## Problem statement
For the data below, report the number of lines that contain the string "Output" and nothing else.

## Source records
+ + + + + + +

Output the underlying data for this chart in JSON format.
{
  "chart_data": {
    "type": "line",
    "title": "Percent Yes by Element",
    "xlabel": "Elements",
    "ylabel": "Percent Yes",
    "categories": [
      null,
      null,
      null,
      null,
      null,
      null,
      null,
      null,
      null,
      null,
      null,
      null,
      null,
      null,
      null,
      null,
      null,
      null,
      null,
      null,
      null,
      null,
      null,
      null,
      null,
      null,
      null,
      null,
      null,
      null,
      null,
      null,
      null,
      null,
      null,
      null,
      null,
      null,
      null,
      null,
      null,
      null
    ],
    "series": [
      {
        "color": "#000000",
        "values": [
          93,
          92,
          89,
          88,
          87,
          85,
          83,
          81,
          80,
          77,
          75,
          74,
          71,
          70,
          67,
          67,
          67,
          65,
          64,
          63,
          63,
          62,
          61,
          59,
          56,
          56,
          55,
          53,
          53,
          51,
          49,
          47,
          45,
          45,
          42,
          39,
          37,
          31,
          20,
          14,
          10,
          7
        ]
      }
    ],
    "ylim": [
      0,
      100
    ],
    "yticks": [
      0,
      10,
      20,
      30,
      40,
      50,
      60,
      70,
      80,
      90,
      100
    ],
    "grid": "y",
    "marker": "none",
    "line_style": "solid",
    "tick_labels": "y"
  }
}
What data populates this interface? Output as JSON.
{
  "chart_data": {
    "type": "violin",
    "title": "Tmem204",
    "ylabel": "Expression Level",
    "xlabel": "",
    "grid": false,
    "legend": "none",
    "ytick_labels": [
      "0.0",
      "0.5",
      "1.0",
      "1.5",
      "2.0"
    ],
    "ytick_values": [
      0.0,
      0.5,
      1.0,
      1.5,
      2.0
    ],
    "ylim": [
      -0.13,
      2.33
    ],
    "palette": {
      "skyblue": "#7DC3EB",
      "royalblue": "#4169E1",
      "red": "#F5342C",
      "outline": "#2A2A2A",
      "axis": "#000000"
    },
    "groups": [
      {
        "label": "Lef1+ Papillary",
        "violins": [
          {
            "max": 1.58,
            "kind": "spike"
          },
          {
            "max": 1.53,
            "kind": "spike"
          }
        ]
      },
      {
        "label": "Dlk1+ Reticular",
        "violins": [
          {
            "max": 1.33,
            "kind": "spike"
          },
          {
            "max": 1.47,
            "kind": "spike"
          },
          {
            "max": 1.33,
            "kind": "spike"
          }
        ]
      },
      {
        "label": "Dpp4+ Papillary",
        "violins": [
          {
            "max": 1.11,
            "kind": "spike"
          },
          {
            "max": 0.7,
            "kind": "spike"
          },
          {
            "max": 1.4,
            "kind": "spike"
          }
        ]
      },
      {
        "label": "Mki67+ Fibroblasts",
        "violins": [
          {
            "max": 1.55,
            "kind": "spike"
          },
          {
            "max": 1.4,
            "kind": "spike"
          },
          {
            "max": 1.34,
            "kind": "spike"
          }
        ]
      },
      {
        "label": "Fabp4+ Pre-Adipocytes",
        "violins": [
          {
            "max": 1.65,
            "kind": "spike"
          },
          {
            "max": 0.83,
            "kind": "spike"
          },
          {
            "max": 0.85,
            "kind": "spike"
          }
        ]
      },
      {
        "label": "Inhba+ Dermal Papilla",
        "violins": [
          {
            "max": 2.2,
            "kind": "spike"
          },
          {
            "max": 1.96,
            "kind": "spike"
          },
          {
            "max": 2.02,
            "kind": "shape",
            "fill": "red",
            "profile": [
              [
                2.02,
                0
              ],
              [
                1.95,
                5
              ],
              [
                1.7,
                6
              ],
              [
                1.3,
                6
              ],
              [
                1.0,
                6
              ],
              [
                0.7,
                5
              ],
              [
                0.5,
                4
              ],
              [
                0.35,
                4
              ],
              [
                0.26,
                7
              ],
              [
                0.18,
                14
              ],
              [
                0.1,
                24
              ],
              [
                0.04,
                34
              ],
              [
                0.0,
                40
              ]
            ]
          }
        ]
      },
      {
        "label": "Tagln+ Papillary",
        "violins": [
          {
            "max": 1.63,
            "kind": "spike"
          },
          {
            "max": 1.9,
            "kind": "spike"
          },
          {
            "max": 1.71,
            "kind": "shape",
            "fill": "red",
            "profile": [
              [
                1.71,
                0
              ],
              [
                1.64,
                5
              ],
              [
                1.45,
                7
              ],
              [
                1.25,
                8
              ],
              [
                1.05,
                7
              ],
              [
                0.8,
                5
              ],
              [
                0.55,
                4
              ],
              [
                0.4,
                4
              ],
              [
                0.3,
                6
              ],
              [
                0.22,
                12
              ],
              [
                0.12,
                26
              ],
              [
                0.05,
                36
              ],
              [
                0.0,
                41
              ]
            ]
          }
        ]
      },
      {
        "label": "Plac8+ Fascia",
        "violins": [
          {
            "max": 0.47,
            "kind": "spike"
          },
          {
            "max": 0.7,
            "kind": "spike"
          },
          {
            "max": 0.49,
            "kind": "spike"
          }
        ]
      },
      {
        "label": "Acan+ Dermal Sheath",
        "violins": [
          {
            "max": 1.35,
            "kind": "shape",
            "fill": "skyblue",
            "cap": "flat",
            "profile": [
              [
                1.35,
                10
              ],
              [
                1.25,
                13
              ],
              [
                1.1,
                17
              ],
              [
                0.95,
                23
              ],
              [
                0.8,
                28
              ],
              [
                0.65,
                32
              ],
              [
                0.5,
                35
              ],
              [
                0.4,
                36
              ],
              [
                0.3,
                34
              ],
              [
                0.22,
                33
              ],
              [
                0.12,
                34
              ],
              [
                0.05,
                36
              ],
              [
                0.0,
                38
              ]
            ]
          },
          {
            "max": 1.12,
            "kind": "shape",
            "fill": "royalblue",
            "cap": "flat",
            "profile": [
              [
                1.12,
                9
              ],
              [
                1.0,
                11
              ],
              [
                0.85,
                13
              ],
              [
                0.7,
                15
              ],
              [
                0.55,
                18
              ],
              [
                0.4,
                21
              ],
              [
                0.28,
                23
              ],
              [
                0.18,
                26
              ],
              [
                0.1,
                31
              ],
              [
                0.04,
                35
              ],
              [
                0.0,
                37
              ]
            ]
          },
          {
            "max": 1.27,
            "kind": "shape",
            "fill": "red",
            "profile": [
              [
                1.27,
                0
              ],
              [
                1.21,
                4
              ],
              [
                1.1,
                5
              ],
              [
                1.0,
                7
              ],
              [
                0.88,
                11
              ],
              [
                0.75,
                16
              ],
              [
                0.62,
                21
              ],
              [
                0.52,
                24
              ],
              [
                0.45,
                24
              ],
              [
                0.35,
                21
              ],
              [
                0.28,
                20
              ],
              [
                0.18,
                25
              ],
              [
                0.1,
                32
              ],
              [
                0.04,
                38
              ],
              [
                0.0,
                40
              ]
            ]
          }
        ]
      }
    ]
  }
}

+ + + + + + +

## Problem solution
2